» **Stored data**:
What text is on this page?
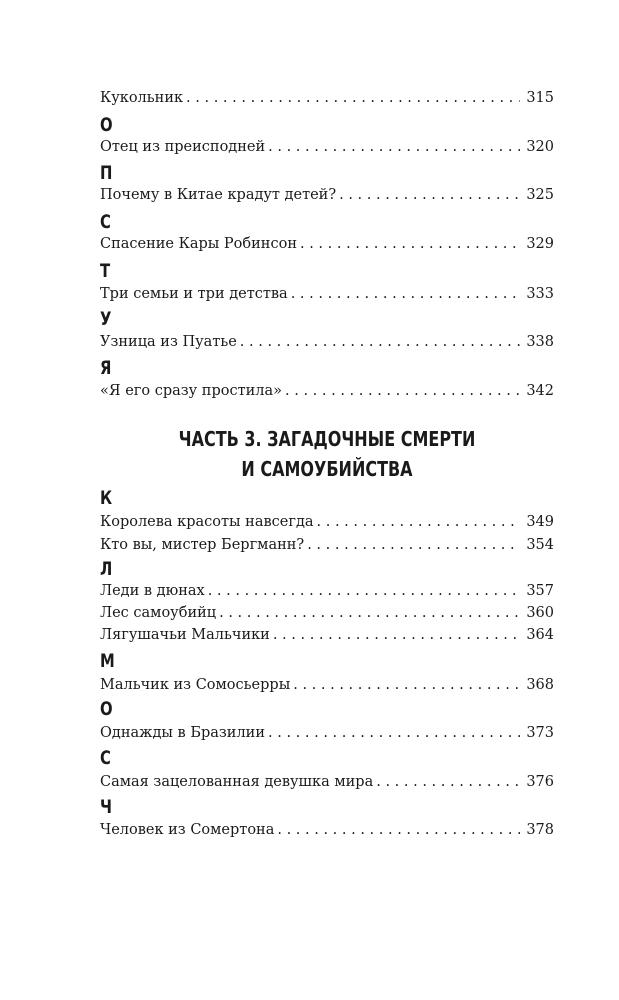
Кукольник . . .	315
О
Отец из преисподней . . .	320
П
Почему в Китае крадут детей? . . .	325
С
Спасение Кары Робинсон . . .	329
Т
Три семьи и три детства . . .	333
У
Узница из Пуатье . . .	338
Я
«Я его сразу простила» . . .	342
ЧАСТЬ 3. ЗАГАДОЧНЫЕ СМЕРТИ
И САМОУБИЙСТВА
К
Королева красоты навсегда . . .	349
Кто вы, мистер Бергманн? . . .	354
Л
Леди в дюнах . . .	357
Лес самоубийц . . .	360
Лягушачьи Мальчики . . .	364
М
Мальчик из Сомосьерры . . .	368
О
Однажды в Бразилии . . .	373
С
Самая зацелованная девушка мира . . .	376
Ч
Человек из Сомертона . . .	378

» **Exercise description**:
Quote every line of the records above exactly; no picture is to be copied.

» **In response**:
What text is on this page?
Кукольник . . .	315
О
Отец из преисподней . . .	320
П
Почему в Китае крадут детей? . . .	325
С
Спасение Кары Робинсон . . .	329
Т
Три семьи и три детства . . .	333
У
Узница из Пуатье . . .	338
Я
«Я его сразу простила» . . .	342
ЧАСТЬ 3. ЗАГАДОЧНЫЕ СМЕРТИ
И САМОУБИЙСТВА
К
Королева красоты навсегда . . .	349
Кто вы, мистер Бергманн? . . .	354
Л
Леди в дюнах . . .	357
Лес самоубийц . . .	360
Лягушачьи Мальчики . . .	364
М
Мальчик из Сомосьерры . . .	368
О
Однажды в Бразилии . . .	373
С
Самая зацелованная девушка мира . . .	376
Ч
Человек из Сомертона . . .	378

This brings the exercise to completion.